§ SET EXERCISE:
Tally the lines that hold the word "Desarrollo" and reply with that figure only.

§ DATA SHOWN:
====================

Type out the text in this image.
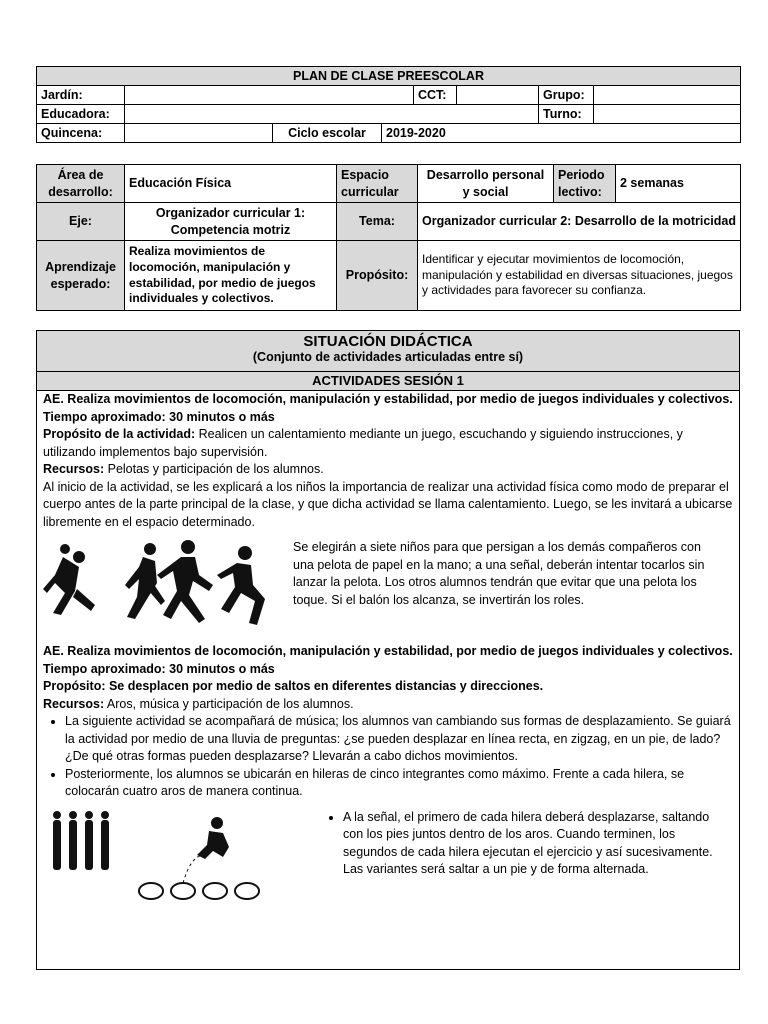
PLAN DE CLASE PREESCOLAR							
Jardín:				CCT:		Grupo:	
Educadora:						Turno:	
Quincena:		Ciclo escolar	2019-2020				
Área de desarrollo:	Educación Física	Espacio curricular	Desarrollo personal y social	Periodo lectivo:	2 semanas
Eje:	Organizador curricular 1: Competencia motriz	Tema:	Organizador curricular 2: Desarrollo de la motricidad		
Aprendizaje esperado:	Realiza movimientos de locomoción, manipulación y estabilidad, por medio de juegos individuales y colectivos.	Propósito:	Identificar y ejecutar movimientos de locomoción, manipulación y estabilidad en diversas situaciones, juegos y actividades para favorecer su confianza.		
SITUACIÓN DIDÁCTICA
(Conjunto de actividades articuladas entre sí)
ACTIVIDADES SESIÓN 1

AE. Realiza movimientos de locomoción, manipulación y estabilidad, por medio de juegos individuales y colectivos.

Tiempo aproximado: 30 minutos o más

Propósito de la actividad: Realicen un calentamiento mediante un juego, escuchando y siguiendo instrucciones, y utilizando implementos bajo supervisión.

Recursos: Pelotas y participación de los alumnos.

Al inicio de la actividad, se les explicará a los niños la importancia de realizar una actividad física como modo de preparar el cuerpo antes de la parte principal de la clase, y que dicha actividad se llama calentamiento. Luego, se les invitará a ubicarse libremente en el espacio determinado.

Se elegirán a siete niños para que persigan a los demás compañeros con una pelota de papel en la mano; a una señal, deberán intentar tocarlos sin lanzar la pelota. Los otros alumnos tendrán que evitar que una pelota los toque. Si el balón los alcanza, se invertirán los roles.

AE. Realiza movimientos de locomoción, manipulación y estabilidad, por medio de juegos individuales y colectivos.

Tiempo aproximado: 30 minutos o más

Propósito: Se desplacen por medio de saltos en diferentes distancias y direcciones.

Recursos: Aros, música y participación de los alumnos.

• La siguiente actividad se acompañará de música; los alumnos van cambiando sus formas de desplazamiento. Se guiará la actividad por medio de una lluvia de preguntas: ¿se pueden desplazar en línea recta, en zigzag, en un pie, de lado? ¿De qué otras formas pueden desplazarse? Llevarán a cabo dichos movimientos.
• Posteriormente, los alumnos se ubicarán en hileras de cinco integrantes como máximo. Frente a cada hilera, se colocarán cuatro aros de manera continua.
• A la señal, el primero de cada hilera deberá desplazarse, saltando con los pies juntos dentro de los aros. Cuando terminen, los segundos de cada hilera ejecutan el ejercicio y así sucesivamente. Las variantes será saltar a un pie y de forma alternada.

====================

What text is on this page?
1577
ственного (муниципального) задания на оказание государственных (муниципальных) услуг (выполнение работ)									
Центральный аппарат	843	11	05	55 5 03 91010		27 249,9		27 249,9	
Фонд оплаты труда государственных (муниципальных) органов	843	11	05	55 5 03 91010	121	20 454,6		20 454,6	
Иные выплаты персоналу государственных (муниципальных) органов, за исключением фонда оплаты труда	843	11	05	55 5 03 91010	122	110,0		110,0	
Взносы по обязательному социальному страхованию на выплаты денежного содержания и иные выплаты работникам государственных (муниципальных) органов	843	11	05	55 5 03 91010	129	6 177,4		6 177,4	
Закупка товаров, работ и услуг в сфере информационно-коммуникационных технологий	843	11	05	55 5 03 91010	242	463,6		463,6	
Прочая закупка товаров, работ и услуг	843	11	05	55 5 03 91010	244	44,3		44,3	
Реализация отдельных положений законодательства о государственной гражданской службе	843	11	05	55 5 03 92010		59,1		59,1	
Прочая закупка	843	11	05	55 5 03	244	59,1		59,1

====================

§ RESPONSE FOR THIS EXERCISE:
2